**WHAT THE TASK REQUIRES**
From the listing below, pull out every line where the string "this" appears.

[Items from a data source]
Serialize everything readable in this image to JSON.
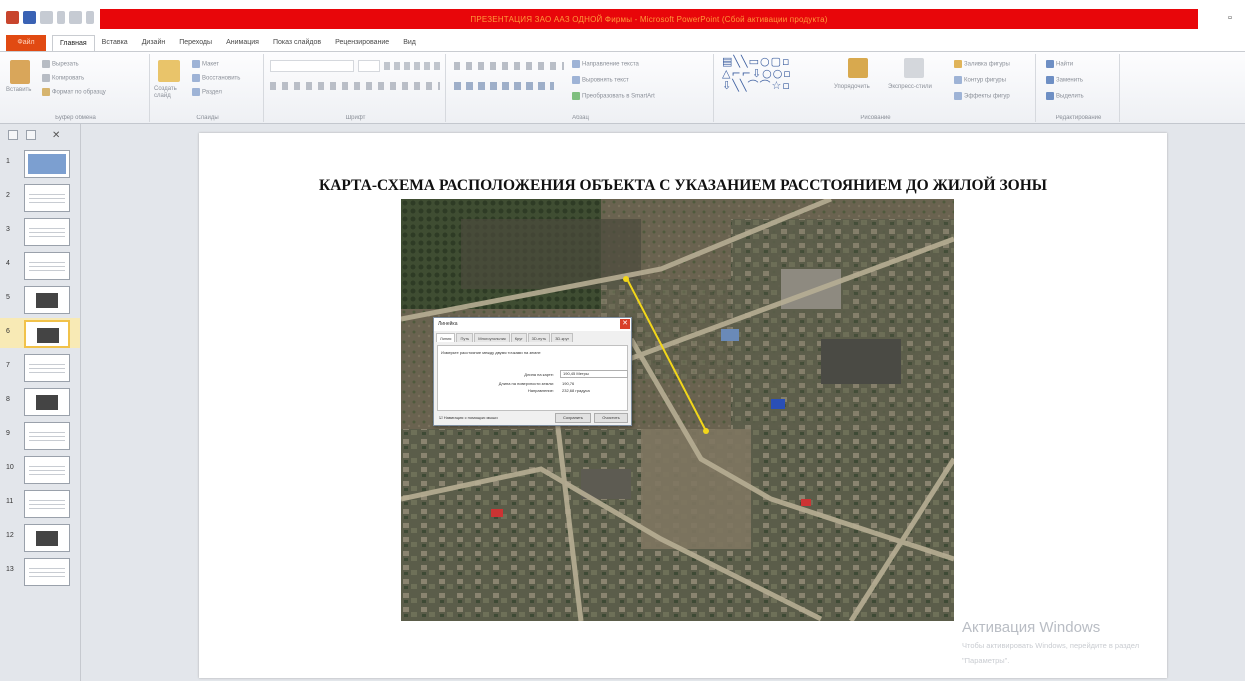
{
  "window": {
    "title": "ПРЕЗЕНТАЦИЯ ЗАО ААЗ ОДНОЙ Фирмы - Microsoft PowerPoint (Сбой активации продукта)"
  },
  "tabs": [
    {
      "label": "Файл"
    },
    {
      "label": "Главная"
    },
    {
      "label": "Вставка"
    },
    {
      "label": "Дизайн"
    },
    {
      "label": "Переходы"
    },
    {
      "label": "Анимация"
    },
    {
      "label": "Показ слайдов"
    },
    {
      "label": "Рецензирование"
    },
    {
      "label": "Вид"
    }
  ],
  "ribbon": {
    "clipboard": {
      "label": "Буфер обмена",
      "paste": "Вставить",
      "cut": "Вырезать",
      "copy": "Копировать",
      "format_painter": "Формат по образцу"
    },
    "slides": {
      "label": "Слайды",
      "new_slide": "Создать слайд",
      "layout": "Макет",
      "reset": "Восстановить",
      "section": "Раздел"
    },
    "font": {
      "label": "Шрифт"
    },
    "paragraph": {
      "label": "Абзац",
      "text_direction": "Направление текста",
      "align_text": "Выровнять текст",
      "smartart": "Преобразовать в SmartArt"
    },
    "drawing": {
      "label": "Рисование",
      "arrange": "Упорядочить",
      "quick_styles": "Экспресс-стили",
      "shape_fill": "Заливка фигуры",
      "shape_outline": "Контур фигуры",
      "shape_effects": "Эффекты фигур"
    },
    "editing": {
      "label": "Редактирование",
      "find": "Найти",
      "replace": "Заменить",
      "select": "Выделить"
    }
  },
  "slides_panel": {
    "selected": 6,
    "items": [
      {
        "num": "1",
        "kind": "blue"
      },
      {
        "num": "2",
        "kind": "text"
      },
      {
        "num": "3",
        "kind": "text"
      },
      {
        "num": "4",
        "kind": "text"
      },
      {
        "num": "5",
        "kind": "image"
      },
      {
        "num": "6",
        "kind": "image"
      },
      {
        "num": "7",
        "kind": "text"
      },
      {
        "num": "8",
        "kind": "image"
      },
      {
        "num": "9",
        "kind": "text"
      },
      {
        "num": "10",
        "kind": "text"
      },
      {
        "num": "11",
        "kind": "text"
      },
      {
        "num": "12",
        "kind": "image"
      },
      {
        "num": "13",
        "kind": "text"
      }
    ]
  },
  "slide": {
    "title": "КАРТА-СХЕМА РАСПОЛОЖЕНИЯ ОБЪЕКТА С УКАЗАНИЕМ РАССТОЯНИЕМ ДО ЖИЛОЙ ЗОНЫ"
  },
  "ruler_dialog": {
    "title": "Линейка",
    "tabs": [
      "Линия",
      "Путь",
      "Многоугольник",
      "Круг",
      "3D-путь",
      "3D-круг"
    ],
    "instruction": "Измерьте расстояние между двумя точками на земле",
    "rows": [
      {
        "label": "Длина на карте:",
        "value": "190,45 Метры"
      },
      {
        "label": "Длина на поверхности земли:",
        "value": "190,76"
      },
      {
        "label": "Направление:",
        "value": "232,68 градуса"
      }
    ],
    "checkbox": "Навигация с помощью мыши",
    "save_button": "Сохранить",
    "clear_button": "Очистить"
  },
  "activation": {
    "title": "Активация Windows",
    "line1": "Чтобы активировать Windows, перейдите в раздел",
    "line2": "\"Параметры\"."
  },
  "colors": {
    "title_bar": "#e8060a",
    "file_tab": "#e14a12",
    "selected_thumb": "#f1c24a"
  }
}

...

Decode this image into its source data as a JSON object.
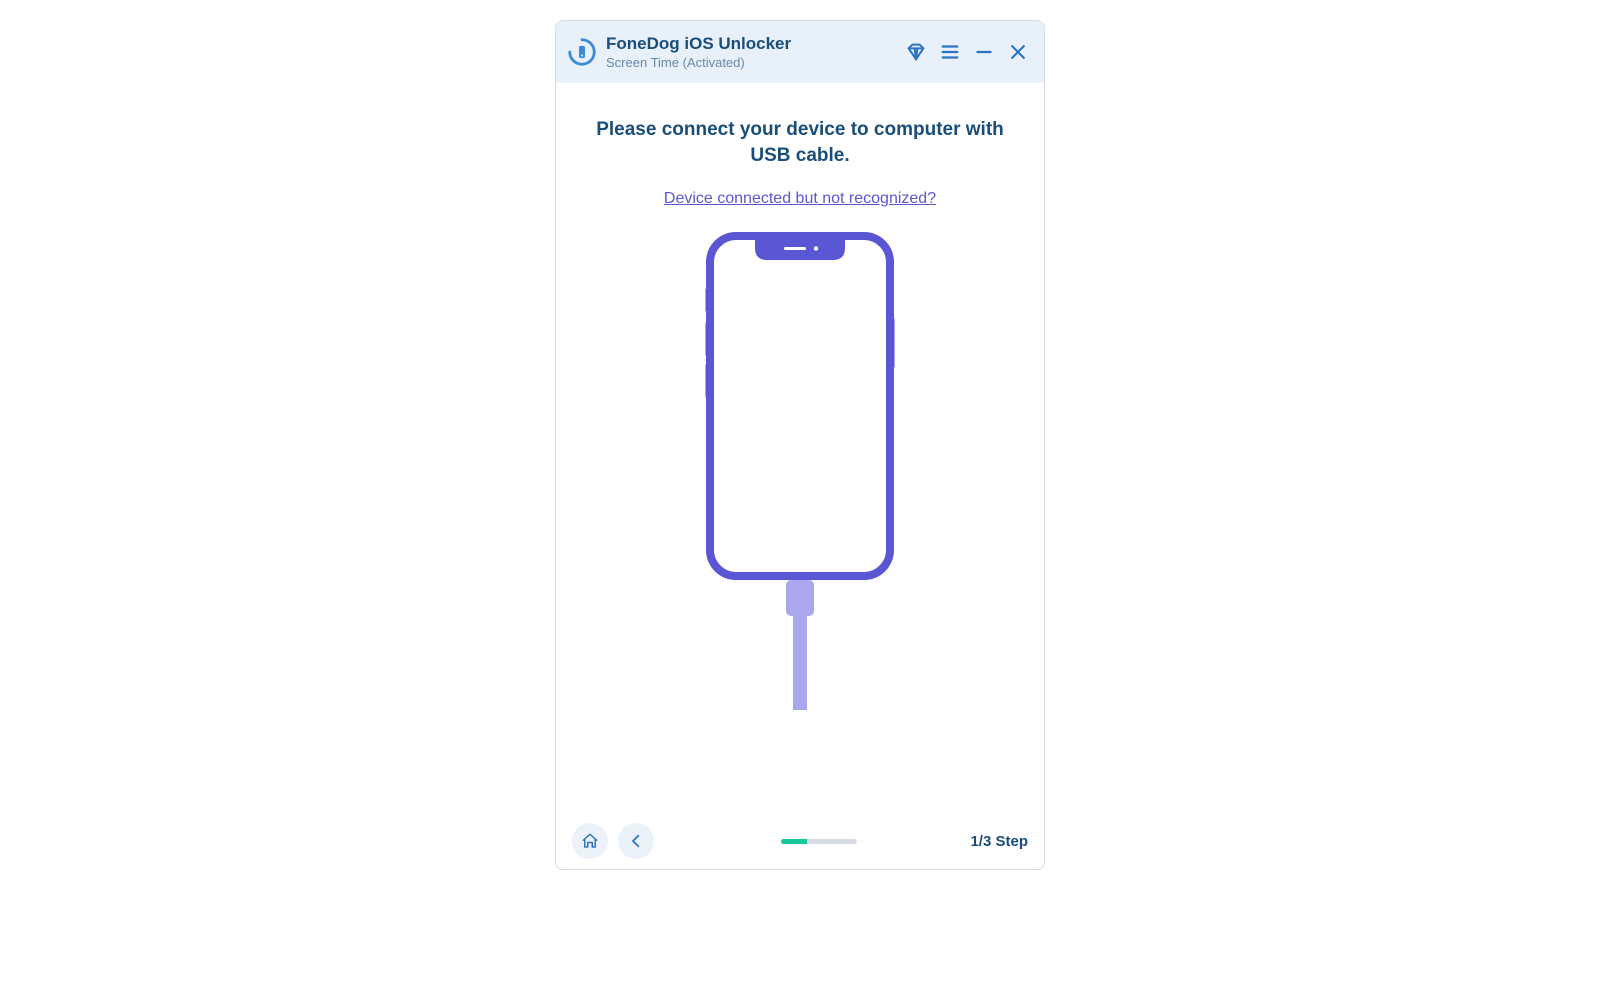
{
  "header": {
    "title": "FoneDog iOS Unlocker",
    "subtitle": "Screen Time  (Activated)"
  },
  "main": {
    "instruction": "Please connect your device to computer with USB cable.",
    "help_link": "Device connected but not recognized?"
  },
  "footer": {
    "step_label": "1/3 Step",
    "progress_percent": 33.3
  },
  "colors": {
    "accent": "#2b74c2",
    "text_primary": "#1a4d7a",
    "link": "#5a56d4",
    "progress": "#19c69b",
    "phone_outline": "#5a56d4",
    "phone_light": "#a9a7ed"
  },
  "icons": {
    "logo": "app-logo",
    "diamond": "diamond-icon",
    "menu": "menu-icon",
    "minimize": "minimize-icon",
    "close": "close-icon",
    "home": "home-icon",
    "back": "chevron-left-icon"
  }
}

---

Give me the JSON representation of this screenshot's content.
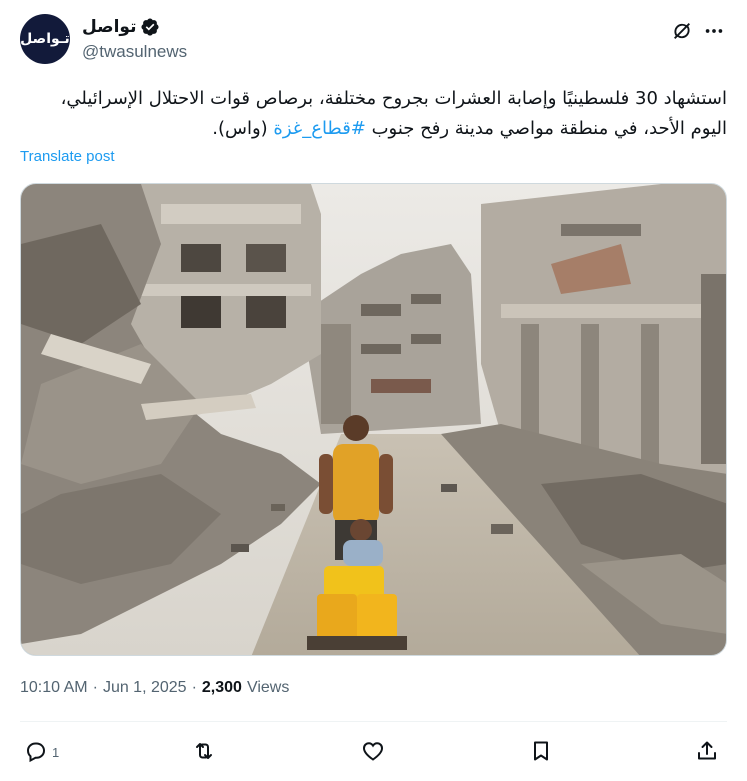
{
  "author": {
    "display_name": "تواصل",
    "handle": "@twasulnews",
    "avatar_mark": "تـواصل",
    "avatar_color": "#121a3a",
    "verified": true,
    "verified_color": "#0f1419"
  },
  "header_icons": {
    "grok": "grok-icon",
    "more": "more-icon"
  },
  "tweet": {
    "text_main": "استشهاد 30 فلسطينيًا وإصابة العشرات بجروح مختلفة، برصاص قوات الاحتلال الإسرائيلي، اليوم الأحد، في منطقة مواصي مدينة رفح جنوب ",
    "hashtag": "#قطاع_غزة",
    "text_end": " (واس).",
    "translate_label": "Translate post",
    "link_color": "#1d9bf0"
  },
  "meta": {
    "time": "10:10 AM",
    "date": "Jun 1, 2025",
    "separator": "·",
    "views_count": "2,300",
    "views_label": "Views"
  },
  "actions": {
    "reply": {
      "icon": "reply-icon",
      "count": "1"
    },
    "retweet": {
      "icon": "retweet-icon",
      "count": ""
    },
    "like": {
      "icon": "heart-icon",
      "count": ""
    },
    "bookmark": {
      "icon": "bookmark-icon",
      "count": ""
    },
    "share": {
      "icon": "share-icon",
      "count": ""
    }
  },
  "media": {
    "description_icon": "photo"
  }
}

**ANSWER TO THE PROBLEM**
Serialize everything readable in this image to JSON.
Decode this image into its source data as a JSON object.
Give me the JSON representation of this screenshot's content.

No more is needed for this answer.